### EXERCISE
Collect every line in the records below that contains the word "splużjoni".

• • • • •

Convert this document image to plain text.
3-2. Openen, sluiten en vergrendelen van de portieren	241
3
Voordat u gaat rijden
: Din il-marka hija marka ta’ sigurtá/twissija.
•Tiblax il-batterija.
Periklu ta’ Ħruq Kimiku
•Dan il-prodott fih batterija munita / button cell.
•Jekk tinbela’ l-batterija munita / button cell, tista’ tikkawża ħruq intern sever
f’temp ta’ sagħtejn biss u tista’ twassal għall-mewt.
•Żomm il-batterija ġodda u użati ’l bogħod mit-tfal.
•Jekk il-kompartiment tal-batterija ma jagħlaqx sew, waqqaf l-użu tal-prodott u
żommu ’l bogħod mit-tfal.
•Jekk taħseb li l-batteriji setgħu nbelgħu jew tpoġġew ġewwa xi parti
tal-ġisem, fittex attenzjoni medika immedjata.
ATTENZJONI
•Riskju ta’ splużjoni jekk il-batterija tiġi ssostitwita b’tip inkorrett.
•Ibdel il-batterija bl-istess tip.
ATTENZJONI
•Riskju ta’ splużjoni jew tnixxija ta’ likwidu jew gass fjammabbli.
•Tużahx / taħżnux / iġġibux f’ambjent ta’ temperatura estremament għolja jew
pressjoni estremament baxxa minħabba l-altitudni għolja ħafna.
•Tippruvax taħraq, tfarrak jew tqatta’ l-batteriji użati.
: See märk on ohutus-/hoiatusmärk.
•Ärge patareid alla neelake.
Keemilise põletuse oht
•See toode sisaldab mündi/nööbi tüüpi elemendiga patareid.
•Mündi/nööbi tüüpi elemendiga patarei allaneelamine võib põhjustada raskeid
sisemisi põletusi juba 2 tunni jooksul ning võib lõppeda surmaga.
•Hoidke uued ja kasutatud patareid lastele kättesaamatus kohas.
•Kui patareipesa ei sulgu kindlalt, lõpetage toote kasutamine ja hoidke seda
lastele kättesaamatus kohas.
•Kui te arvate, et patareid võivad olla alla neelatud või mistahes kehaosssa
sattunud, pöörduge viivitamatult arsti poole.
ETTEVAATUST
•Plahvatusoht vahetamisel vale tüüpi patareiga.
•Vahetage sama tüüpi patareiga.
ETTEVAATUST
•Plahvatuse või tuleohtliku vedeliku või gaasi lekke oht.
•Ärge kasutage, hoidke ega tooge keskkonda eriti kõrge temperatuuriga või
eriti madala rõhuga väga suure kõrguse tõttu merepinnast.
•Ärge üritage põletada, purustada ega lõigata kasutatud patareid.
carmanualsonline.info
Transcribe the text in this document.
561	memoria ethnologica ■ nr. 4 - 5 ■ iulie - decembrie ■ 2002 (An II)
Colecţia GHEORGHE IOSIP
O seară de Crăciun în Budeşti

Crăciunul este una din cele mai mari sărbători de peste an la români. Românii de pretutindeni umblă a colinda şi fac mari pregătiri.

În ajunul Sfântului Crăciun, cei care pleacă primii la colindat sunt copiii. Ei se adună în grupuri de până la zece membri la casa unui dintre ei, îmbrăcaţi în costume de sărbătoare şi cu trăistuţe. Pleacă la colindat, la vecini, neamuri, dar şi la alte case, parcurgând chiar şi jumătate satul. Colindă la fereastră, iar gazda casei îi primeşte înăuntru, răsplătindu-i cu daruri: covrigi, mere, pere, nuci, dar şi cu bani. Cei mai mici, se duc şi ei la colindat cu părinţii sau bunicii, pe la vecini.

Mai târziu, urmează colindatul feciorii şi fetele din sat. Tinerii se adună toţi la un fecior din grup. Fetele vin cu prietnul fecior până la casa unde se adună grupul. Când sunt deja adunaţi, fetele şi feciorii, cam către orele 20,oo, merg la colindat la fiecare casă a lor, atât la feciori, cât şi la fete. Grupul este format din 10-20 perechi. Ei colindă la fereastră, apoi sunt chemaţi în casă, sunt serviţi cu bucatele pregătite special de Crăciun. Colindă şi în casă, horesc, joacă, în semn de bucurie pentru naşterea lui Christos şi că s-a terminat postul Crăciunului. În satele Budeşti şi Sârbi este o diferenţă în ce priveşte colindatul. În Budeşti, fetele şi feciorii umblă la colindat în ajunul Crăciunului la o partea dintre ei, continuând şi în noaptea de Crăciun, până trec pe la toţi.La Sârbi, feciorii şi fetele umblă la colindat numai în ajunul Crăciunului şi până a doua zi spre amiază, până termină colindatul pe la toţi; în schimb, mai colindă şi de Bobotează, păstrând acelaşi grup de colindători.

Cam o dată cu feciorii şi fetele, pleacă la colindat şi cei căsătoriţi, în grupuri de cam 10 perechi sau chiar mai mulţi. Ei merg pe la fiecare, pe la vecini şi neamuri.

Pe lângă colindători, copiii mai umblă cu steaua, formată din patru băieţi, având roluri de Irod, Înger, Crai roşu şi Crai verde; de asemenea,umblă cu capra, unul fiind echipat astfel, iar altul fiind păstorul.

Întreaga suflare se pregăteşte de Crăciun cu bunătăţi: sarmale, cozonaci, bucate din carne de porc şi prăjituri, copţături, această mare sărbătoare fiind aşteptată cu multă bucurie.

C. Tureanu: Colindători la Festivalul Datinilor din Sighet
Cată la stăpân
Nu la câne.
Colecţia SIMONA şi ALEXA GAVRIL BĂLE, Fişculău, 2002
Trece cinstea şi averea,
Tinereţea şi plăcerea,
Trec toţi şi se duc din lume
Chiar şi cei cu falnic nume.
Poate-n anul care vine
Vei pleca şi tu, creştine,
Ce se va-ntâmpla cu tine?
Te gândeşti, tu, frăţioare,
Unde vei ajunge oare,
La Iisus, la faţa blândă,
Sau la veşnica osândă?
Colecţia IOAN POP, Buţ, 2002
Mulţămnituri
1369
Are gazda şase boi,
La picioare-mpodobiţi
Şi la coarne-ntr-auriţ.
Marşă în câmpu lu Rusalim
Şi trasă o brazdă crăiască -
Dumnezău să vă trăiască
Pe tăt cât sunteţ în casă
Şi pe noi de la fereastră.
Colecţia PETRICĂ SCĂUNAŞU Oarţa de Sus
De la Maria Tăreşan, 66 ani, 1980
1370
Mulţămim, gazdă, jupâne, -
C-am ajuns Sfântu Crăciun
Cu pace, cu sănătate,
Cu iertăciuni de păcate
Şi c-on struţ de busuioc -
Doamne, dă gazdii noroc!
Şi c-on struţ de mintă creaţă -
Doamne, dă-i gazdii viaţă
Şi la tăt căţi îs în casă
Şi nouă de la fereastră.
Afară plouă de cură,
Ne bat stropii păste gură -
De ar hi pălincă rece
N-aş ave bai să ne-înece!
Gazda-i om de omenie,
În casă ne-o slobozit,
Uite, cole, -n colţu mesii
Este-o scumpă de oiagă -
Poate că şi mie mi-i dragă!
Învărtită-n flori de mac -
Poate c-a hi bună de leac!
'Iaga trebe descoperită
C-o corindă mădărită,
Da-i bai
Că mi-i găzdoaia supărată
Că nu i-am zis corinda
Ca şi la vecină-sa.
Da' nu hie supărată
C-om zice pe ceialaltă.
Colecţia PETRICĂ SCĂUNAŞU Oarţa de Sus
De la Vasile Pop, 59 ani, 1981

• • • • •

### EXERCISE OUTPUT
•Riskju ta’ splużjoni jekk il-batterija tiġi ssostitwita b’tip inkorrett.
•Riskju ta’ splużjoni jew tnixxija ta’ likwidu jew gass fjammabbli.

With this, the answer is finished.